*Exercises to complete*
1/ In the artist profile, why is Flag for No Country a flag of a single color? Answer in one to three sentences.
2/ Transcribe everything in the artist profile from "About the Work" down to "the artist’s body.".
───── Document section ─────
Jaret Vadera is a transdisciplinary artist whose work examines how images colonize the ways that we see the worlds around and within us. Vadera hacks different visual systems, and rewires them to rupture, and open up parallel ways of seeing. His work is influenced by decolonial theory, science fiction, and the study of impossible objects.Vadera's prints, collages, sculptures, videos, and installations have been exhibited and screened internationally at venues such as the: Queens Museum, MoMA, Smithsonian Asian Pacific American Center, Asia Society Museum in New York; Aga Khan Museum in Toronto;Maraya Art Centre in Sharjah; and BhauDaji Lad Museum in Mumbai. Vadera received his MFA in Painting and Printmaking from Yale University. He is currently an Assistant Professor of the Practice in New Media, in the Architecture, Art, and Planning School at Cornell University in Ithaca, and will begin as an Assistant Professor in Intersectional, Feminist and Decolonial 2D and 4D Image-Making Practices in the Studio Arts Department at Concordia University in Montreal in fall 2021. Jaret Vadera lives and works between Canada, the US, and India; and is currently based in Brooklyn, NY. 

About the Work 

The Pangea series is a speculative series of propositions, both real and imagined, that explore the relationships between mapping, borders, migration, and power. In Flag for No Country, all of the colors on all of the national flags were combined to create a single-color flag. The flag dimensions are the same as the calculated surface area of the outside of the artist’s body.
───── Material provided ─────
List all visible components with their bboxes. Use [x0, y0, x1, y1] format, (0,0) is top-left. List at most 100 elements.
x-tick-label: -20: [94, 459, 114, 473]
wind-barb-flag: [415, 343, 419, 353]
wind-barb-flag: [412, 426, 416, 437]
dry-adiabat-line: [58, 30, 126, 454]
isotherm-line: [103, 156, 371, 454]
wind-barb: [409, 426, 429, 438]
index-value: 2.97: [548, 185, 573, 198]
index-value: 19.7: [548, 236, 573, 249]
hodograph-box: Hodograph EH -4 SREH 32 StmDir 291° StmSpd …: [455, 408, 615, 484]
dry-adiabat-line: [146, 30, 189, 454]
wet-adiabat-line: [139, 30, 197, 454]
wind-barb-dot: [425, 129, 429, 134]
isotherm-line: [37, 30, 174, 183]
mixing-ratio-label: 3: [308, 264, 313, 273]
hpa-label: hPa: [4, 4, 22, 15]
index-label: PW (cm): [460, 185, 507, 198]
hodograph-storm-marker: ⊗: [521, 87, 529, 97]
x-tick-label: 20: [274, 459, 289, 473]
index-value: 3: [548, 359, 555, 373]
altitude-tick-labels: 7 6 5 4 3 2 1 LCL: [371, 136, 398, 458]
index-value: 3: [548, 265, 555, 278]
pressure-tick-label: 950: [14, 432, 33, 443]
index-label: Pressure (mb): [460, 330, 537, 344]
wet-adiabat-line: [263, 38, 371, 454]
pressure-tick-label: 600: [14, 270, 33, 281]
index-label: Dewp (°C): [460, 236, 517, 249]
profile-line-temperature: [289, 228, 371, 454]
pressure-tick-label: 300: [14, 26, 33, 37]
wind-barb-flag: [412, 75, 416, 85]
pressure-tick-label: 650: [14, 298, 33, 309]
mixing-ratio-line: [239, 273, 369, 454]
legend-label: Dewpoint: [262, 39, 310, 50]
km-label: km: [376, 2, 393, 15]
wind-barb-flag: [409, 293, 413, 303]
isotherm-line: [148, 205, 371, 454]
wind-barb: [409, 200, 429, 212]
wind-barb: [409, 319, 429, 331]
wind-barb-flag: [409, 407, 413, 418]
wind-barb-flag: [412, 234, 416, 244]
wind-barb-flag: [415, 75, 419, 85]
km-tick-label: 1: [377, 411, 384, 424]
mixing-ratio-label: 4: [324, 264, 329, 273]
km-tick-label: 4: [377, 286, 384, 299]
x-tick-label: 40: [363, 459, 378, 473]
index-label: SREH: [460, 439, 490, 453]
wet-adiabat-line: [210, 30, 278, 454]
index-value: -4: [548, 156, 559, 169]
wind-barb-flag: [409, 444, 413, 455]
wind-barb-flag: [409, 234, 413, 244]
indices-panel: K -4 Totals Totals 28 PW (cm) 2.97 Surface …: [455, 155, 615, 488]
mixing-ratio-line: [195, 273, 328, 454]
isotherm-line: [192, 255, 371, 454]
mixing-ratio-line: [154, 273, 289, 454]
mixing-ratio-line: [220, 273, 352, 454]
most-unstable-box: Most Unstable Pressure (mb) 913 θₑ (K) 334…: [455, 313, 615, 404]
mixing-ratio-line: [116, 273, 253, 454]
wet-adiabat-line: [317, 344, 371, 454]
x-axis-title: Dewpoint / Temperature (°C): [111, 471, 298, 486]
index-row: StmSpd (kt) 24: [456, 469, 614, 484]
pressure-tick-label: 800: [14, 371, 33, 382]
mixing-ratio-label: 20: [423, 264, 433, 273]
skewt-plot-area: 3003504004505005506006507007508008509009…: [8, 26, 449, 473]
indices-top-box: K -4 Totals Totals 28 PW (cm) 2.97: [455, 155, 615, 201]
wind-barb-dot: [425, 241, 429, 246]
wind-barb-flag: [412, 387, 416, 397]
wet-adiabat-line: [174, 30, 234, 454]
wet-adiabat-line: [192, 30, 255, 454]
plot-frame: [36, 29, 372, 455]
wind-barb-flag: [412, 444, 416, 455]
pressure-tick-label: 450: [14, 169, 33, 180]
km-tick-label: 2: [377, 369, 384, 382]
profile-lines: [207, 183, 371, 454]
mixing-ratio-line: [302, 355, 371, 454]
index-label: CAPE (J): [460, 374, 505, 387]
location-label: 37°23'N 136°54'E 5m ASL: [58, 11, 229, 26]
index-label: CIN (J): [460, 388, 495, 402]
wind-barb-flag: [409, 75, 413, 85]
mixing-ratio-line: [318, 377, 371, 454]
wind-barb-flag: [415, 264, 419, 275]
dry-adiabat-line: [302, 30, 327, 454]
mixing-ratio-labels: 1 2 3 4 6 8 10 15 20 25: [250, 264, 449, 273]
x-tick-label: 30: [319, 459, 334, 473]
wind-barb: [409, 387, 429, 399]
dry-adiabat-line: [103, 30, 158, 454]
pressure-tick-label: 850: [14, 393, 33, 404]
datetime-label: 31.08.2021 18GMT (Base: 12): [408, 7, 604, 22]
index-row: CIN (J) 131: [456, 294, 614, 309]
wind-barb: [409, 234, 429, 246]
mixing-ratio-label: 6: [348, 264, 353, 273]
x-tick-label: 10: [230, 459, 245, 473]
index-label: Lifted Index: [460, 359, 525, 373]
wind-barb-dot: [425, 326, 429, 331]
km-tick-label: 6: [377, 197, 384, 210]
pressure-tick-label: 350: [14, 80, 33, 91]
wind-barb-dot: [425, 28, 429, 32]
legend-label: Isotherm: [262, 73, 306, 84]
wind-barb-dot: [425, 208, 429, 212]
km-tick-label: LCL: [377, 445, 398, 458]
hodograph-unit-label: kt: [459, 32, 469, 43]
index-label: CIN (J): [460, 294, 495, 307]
─────
*Outputs by task*
1/ Flag for No Country is a single-color flag because all of the colors on all of the national flags were combined to create it.

2/
About the Work 

The Pangea series is a speculative series of propositions, both real and imagined, that explore the relationships between mapping, borders, migration, and power. In Flag for No Country, all of the colors on all of the national flags were combined to create a single-color flag. The flag dimensions are the same as the calculated surface area of the outside of the artist’s body.